▶ [SET TASK]: Give only the number of lines in the data that contain the word "Installation".
-- Start --
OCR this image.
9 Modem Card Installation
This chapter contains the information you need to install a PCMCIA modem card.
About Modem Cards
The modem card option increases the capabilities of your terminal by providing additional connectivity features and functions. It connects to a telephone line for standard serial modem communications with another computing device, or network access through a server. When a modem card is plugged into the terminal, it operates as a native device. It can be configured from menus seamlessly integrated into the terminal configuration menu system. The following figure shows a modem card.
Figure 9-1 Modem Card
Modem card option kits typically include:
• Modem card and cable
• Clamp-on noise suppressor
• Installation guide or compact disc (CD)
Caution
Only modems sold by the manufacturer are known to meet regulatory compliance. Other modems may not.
-- End --
▶ [WRITTEN RESPONSE]: 2